EXCERPTED DATA Start Marker

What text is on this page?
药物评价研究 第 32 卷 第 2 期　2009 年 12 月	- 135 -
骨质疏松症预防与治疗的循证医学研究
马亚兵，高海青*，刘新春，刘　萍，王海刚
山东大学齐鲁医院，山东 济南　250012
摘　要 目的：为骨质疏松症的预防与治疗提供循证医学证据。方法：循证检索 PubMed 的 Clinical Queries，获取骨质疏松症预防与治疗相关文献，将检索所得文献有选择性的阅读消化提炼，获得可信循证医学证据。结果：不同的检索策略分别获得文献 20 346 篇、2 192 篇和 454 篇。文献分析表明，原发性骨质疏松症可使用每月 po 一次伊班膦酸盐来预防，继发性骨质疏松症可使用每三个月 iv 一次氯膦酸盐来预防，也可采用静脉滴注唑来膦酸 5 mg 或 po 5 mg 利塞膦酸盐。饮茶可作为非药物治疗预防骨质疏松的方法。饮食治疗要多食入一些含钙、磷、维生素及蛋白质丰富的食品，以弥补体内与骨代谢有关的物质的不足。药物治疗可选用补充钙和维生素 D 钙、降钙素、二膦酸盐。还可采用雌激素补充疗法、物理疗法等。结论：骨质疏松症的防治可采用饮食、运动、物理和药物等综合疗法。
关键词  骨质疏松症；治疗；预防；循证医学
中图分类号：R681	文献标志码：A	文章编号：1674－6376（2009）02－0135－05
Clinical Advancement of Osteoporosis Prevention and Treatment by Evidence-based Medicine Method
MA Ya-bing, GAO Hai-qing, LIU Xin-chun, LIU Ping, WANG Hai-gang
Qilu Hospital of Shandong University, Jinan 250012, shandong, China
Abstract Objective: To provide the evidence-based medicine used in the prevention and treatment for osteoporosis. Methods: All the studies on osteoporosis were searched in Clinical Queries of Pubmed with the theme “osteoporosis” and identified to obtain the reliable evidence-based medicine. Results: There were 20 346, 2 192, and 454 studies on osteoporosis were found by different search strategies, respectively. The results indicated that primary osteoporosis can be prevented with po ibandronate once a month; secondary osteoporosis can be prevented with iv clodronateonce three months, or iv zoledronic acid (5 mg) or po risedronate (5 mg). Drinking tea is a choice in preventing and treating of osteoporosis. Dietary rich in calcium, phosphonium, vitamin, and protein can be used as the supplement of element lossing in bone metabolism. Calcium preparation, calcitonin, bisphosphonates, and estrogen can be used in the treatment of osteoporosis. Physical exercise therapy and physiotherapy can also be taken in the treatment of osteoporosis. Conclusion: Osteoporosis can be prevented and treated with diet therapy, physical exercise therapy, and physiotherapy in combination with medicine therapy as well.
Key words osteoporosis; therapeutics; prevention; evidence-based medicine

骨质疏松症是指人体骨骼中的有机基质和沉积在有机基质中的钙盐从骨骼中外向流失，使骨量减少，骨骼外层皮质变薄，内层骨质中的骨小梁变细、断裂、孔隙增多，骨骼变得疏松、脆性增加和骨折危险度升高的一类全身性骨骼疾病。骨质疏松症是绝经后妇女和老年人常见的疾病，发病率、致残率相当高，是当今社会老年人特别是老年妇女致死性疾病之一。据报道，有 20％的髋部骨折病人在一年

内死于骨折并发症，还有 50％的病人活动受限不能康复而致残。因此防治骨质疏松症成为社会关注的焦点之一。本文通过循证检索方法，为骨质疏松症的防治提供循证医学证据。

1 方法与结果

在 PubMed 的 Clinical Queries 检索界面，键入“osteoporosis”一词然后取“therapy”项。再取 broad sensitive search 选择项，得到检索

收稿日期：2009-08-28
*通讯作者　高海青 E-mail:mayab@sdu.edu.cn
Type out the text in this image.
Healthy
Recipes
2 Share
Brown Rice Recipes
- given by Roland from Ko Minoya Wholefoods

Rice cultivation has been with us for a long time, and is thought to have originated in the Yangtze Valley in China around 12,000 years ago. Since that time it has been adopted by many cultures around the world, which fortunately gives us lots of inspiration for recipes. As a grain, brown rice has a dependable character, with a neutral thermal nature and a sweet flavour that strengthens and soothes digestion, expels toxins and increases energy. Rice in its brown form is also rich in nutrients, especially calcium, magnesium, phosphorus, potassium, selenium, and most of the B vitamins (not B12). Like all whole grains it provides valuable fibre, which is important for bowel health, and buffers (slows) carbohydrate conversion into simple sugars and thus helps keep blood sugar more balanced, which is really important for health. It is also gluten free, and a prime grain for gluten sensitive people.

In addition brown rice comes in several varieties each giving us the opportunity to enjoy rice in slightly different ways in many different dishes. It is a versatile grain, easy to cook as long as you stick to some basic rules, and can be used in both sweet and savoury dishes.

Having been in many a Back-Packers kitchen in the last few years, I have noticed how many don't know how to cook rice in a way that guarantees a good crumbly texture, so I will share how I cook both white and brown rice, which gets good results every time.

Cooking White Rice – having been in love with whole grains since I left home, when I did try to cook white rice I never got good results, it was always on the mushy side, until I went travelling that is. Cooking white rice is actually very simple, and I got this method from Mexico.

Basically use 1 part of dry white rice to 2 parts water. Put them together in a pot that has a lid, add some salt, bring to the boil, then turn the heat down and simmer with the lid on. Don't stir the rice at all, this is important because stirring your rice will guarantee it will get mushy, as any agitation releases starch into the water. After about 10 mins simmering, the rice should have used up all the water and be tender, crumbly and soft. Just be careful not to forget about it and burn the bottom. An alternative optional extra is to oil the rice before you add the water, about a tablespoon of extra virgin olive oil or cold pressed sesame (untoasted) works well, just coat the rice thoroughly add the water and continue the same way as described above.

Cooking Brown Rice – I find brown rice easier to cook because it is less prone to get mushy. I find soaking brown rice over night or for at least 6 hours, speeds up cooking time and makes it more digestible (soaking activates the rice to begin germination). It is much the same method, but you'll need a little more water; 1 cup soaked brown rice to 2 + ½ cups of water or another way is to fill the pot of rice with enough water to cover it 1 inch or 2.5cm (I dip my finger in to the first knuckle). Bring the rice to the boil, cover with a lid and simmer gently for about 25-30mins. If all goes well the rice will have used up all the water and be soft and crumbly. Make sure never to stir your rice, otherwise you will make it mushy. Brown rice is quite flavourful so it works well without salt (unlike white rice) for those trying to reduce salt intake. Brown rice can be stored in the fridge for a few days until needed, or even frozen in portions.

EXCERPTED DATA End Marker

# ASSIGNED TASK
Restate the listing in full, word for word.

# OUTPUT BELOW
What text is on this page?
药物评价研究 第 32 卷 第 2 期　2009 年 12 月	- 135 -
骨质疏松症预防与治疗的循证医学研究
马亚兵，高海青*，刘新春，刘　萍，王海刚
山东大学齐鲁医院，山东 济南　250012
摘　要 目的：为骨质疏松症的预防与治疗提供循证医学证据。方法：循证检索 PubMed 的 Clinical Queries，获取骨质疏松症预防与治疗相关文献，将检索所得文献有选择性的阅读消化提炼，获得可信循证医学证据。结果：不同的检索策略分别获得文献 20 346 篇、2 192 篇和 454 篇。文献分析表明，原发性骨质疏松症可使用每月 po 一次伊班膦酸盐来预防，继发性骨质疏松症可使用每三个月 iv 一次氯膦酸盐来预防，也可采用静脉滴注唑来膦酸 5 mg 或 po 5 mg 利塞膦酸盐。饮茶可作为非药物治疗预防骨质疏松的方法。饮食治疗要多食入一些含钙、磷、维生素及蛋白质丰富的食品，以弥补体内与骨代谢有关的物质的不足。药物治疗可选用补充钙和维生素 D 钙、降钙素、二膦酸盐。还可采用雌激素补充疗法、物理疗法等。结论：骨质疏松症的防治可采用饮食、运动、物理和药物等综合疗法。
关键词  骨质疏松症；治疗；预防；循证医学
中图分类号：R681	文献标志码：A	文章编号：1674－6376（2009）02－0135－05
Clinical Advancement of Osteoporosis Prevention and Treatment by Evidence-based Medicine Method
MA Ya-bing, GAO Hai-qing, LIU Xin-chun, LIU Ping, WANG Hai-gang
Qilu Hospital of Shandong University, Jinan 250012, shandong, China
Abstract Objective: To provide the evidence-based medicine used in the prevention and treatment for osteoporosis. Methods: All the studies on osteoporosis were searched in Clinical Queries of Pubmed with the theme “osteoporosis” and identified to obtain the reliable evidence-based medicine. Results: There were 20 346, 2 192, and 454 studies on osteoporosis were found by different search strategies, respectively. The results indicated that primary osteoporosis can be prevented with po ibandronate once a month; secondary osteoporosis can be prevented with iv clodronateonce three months, or iv zoledronic acid (5 mg) or po risedronate (5 mg). Drinking tea is a choice in preventing and treating of osteoporosis. Dietary rich in calcium, phosphonium, vitamin, and protein can be used as the supplement of element lossing in bone metabolism. Calcium preparation, calcitonin, bisphosphonates, and estrogen can be used in the treatment of osteoporosis. Physical exercise therapy and physiotherapy can also be taken in the treatment of osteoporosis. Conclusion: Osteoporosis can be prevented and treated with diet therapy, physical exercise therapy, and physiotherapy in combination with medicine therapy as well.
Key words osteoporosis; therapeutics; prevention; evidence-based medicine

骨质疏松症是指人体骨骼中的有机基质和沉积在有机基质中的钙盐从骨骼中外向流失，使骨量减少，骨骼外层皮质变薄，内层骨质中的骨小梁变细、断裂、孔隙增多，骨骼变得疏松、脆性增加和骨折危险度升高的一类全身性骨骼疾病。骨质疏松症是绝经后妇女和老年人常见的疾病，发病率、致残率相当高，是当今社会老年人特别是老年妇女致死性疾病之一。据报道，有 20％的髋部骨折病人在一年

内死于骨折并发症，还有 50％的病人活动受限不能康复而致残。因此防治骨质疏松症成为社会关注的焦点之一。本文通过循证检索方法，为骨质疏松症的防治提供循证医学证据。

1 方法与结果

在 PubMed 的 Clinical Queries 检索界面，键入“osteoporosis”一词然后取“therapy”项。再取 broad sensitive search 选择项，得到检索

收稿日期：2009-08-28
*通讯作者　高海青 E-mail:mayab@sdu.edu.cn
Type out the text in this image.
Healthy
Recipes
2 Share
Brown Rice Recipes
- given by Roland from Ko Minoya Wholefoods

Rice cultivation has been with us for a long time, and is thought to have originated in the Yangtze Valley in China around 12,000 years ago. Since that time it has been adopted by many cultures around the world, which fortunately gives us lots of inspiration for recipes. As a grain, brown rice has a dependable character, with a neutral thermal nature and a sweet flavour that strengthens and soothes digestion, expels toxins and increases energy. Rice in its brown form is also rich in nutrients, especially calcium, magnesium, phosphorus, potassium, selenium, and most of the B vitamins (not B12). Like all whole grains it provides valuable fibre, which is important for bowel health, and buffers (slows) carbohydrate conversion into simple sugars and thus helps keep blood sugar more balanced, which is really important for health. It is also gluten free, and a prime grain for gluten sensitive people.

In addition brown rice comes in several varieties each giving us the opportunity to enjoy rice in slightly different ways in many different dishes. It is a versatile grain, easy to cook as long as you stick to some basic rules, and can be used in both sweet and savoury dishes.

Having been in many a Back-Packers kitchen in the last few years, I have noticed how many don't know how to cook rice in a way that guarantees a good crumbly texture, so I will share how I cook both white and brown rice, which gets good results every time.

Cooking White Rice – having been in love with whole grains since I left home, when I did try to cook white rice I never got good results, it was always on the mushy side, until I went travelling that is. Cooking white rice is actually very simple, and I got this method from Mexico.

Basically use 1 part of dry white rice to 2 parts water. Put them together in a pot that has a lid, add some salt, bring to the boil, then turn the heat down and simmer with the lid on. Don't stir the rice at all, this is important because stirring your rice will guarantee it will get mushy, as any agitation releases starch into the water. After about 10 mins simmering, the rice should have used up all the water and be tender, crumbly and soft. Just be careful not to forget about it and burn the bottom. An alternative optional extra is to oil the rice before you add the water, about a tablespoon of extra virgin olive oil or cold pressed sesame (untoasted) works well, just coat the rice thoroughly add the water and continue the same way as described above.

Cooking Brown Rice – I find brown rice easier to cook because it is less prone to get mushy. I find soaking brown rice over night or for at least 6 hours, speeds up cooking time and makes it more digestible (soaking activates the rice to begin germination). It is much the same method, but you'll need a little more water; 1 cup soaked brown rice to 2 + ½ cups of water or another way is to fill the pot of rice with enough water to cover it 1 inch or 2.5cm (I dip my finger in to the first knuckle). Bring the rice to the boil, cover with a lid and simmer gently for about 25-30mins. If all goes well the rice will have used up all the water and be soft and crumbly. Make sure never to stir your rice, otherwise you will make it mushy. Brown rice is quite flavourful so it works well without salt (unlike white rice) for those trying to reduce salt intake. Brown rice can be stored in the fridge for a few days until needed, or even frozen in portions.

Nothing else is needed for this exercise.